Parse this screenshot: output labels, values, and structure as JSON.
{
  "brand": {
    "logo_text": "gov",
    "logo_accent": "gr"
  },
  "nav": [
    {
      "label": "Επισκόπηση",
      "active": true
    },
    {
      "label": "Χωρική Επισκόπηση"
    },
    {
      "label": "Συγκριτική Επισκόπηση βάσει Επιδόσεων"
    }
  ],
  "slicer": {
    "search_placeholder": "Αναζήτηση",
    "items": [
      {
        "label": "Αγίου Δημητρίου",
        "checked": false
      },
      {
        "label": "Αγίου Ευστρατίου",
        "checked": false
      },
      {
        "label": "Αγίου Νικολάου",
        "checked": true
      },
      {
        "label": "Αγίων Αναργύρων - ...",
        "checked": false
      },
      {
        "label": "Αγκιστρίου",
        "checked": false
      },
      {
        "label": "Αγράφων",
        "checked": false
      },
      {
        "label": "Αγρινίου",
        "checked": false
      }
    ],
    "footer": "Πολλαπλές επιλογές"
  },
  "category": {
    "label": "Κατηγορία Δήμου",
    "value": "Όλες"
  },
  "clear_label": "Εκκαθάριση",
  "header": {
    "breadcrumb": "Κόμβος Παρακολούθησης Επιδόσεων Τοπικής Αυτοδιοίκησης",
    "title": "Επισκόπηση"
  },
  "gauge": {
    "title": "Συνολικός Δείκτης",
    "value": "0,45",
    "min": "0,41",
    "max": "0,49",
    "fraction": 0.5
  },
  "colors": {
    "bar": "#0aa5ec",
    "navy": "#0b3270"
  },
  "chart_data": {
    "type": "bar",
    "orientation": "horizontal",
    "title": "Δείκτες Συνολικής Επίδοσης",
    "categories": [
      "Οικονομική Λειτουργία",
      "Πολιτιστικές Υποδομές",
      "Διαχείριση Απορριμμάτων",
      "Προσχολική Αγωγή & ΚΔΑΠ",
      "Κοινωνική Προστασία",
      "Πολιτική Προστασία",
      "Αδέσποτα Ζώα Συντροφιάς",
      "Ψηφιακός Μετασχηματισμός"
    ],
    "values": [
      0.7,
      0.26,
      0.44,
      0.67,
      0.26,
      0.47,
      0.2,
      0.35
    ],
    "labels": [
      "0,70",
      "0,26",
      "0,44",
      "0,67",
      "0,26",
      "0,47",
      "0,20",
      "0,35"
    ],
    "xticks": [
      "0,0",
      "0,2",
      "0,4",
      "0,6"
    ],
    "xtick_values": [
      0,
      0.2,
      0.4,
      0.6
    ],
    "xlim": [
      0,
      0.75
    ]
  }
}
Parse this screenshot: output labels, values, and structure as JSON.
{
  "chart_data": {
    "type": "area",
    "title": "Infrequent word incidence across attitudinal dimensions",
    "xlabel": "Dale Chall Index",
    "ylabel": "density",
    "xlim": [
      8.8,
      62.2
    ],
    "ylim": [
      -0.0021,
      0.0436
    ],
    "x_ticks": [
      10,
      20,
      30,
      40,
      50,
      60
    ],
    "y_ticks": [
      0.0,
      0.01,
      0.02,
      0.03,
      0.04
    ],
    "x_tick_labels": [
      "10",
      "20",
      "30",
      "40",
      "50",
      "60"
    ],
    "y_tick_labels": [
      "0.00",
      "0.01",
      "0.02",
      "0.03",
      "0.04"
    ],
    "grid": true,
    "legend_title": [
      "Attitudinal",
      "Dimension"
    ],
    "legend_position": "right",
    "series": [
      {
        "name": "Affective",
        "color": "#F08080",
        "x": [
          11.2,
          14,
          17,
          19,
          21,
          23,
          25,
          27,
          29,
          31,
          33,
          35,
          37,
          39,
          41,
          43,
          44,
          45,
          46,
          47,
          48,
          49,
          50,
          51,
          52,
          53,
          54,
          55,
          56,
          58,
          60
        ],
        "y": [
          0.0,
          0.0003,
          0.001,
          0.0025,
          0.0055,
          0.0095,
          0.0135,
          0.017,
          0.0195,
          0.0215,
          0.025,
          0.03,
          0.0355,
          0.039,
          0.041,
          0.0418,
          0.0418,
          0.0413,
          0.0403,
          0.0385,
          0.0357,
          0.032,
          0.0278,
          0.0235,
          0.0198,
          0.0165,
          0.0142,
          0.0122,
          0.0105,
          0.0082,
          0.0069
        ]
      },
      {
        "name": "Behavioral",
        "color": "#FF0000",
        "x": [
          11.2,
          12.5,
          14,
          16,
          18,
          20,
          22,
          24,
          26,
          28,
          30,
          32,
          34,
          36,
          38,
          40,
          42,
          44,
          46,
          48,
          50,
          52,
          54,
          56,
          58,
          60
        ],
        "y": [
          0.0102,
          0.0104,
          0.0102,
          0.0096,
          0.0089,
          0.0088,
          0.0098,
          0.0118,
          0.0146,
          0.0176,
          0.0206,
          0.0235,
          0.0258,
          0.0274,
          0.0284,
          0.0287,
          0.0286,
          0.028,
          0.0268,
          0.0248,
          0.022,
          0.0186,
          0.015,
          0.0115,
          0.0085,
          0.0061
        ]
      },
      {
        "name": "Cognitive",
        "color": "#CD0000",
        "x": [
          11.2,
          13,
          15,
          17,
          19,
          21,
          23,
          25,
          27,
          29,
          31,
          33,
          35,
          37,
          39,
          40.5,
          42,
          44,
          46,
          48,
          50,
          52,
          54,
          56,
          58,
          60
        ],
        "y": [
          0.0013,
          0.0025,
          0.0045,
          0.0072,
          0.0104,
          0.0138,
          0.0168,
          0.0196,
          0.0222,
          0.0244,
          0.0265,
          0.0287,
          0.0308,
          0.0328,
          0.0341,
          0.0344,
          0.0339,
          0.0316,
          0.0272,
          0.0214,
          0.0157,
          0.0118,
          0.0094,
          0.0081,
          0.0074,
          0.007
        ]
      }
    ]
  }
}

■ What to work on: Copy every line in the listing above where the string "Αγίου" turns up.

■ Expected answer:
        "label": "Αγίου Δημητρίου",
        "label": "Αγίου Ευστρατίου",
        "label": "Αγίου Νικολάου",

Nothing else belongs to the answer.